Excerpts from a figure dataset

+---+

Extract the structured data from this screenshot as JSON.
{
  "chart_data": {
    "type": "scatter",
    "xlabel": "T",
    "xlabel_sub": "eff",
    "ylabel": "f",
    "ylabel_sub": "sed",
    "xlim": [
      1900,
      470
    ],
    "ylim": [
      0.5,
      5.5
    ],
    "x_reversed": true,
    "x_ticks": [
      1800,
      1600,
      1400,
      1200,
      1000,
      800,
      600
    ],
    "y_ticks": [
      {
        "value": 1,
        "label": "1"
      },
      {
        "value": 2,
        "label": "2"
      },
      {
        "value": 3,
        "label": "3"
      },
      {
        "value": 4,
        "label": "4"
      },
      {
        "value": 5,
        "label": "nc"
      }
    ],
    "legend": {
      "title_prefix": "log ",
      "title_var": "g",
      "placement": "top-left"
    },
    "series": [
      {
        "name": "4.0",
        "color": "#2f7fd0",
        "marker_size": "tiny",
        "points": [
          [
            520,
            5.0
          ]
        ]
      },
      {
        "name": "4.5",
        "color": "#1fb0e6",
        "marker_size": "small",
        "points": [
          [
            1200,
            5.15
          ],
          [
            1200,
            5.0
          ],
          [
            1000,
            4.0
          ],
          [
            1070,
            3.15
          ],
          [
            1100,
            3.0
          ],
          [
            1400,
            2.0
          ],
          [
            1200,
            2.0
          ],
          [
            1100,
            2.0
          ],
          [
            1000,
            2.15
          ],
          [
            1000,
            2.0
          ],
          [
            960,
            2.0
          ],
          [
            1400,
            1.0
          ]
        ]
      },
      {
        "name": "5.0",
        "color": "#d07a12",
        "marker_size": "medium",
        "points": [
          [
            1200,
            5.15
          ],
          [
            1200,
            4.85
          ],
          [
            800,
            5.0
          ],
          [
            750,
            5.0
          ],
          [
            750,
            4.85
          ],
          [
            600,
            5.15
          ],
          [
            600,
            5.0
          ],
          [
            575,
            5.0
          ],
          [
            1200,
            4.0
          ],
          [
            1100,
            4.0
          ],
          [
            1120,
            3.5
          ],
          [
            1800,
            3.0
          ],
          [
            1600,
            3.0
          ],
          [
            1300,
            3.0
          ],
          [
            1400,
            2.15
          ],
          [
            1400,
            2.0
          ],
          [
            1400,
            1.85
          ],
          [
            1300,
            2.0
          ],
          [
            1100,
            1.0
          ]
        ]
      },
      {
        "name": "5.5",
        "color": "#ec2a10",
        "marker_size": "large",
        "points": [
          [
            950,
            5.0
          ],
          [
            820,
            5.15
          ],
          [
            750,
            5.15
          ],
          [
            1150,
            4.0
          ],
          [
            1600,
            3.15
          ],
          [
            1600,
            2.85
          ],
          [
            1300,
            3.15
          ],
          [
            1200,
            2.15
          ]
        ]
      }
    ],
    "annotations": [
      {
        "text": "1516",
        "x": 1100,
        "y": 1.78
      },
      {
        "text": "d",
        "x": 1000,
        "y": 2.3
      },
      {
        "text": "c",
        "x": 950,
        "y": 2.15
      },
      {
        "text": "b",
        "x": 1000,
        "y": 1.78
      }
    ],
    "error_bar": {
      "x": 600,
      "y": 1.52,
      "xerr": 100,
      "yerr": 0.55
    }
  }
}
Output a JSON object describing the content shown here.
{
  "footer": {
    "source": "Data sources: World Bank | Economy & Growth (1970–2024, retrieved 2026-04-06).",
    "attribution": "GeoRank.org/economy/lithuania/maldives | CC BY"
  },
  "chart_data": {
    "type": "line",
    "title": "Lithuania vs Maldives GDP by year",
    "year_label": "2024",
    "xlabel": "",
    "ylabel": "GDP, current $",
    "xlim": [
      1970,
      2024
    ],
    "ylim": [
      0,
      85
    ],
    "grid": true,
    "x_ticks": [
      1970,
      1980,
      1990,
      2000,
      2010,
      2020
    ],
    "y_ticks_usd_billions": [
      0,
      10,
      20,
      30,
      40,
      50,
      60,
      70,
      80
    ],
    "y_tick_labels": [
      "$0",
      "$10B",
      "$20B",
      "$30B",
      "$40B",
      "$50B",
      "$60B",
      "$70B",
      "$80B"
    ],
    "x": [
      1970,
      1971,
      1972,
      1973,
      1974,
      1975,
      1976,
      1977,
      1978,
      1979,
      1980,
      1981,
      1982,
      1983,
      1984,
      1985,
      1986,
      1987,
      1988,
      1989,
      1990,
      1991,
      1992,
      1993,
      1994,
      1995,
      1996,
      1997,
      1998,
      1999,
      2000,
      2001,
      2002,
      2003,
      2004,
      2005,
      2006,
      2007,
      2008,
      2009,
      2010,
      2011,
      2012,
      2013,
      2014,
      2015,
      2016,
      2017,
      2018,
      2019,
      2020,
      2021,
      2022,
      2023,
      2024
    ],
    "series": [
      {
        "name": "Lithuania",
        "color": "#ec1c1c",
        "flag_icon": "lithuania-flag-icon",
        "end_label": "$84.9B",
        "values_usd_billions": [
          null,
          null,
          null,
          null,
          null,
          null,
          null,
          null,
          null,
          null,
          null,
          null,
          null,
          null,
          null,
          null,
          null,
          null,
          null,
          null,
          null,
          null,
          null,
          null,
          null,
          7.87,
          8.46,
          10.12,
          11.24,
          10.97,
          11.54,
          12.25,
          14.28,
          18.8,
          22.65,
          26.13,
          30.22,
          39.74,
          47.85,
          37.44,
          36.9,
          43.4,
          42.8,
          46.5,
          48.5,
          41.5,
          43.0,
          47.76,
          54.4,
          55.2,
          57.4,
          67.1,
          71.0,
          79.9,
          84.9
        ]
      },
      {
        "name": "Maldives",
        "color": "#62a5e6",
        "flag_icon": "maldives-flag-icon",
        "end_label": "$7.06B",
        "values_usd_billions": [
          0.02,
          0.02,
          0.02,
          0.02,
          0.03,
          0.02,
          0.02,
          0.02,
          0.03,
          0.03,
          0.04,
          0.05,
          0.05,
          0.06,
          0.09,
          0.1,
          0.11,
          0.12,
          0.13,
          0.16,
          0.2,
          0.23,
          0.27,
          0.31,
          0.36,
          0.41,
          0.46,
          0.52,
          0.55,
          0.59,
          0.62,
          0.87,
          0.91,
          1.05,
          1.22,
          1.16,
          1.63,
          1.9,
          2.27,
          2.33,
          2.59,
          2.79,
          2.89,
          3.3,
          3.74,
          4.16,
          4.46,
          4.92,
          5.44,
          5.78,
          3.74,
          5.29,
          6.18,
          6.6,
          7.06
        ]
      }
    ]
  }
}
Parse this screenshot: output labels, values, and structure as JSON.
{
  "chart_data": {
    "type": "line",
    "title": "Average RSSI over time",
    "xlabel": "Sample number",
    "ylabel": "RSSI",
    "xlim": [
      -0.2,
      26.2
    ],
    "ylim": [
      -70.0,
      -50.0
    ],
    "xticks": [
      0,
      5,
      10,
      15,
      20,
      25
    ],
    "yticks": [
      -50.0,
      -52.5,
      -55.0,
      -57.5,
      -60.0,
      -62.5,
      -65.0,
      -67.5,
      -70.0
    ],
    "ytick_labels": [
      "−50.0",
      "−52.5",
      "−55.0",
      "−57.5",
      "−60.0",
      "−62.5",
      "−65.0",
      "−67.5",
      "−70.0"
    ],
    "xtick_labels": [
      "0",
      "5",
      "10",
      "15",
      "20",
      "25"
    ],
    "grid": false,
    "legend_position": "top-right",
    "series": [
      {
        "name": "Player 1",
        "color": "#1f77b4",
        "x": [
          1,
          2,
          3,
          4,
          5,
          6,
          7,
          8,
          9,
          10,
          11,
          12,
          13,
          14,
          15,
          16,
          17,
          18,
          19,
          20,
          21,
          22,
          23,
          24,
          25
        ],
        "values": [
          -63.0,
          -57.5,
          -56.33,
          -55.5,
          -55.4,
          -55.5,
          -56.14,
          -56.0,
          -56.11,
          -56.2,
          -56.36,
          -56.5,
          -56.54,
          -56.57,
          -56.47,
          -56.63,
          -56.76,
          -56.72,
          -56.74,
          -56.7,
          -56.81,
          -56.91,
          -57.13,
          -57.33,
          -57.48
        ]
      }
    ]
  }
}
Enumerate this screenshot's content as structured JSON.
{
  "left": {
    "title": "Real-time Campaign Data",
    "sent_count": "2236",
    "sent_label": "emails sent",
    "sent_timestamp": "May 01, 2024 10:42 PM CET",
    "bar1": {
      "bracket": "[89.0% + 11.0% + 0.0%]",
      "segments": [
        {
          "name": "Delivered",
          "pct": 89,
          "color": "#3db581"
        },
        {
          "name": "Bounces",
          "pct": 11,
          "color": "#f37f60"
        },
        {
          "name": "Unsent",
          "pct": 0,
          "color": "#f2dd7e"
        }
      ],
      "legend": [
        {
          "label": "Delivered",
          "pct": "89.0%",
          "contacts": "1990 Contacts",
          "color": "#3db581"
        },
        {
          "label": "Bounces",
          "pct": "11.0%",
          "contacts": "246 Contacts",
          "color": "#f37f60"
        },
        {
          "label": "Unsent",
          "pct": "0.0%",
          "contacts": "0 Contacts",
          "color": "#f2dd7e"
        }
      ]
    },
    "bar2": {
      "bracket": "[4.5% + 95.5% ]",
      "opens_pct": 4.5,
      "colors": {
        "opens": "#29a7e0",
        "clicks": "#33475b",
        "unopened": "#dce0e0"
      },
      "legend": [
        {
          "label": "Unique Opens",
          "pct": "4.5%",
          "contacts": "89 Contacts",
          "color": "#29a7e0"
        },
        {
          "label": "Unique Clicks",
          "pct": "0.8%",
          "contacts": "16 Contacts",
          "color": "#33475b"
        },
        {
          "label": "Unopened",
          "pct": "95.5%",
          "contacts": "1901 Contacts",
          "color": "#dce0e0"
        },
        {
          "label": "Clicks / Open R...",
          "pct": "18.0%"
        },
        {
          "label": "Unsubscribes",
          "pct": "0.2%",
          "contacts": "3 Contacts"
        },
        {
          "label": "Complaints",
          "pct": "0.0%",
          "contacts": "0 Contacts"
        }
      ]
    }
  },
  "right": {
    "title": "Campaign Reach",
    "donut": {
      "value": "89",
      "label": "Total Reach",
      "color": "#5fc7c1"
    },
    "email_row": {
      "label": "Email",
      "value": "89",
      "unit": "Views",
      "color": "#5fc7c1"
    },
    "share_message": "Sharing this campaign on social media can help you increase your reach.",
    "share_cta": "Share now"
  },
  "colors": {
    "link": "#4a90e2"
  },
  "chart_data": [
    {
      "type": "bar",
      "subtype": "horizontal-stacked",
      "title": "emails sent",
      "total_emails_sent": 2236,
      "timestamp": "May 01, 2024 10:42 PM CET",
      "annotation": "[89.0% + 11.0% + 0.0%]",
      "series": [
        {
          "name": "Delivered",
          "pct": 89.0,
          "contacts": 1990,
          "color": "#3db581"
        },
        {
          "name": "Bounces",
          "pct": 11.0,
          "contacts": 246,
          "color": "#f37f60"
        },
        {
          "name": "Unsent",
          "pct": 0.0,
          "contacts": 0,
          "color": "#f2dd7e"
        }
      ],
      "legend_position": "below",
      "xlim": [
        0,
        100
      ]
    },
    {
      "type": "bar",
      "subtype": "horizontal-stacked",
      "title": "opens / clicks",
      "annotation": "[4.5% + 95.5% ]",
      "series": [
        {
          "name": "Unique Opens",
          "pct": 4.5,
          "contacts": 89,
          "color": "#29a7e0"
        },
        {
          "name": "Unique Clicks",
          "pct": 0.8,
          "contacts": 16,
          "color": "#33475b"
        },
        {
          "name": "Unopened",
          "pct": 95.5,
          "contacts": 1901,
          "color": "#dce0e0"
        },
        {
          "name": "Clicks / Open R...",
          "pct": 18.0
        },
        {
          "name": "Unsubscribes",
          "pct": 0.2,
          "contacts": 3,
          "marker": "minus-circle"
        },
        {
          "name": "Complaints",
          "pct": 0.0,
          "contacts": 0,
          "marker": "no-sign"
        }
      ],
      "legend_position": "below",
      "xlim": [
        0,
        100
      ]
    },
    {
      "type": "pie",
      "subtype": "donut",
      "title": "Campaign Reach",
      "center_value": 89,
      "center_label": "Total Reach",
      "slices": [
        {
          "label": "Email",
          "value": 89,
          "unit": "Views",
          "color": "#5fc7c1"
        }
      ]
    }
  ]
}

+---+

* **TO BE DONE**: Identify all lines where the word "this" shows up. Copy them.

* **CORRECT ANSWER**:
Extract the structured data from this screenshot as JSON.
Parse this screenshot: output labels, values, and structure as JSON.
Enumerate this screenshot's content as structured JSON.
    "share_message": "Sharing this campaign on social media can help you increase your reach.",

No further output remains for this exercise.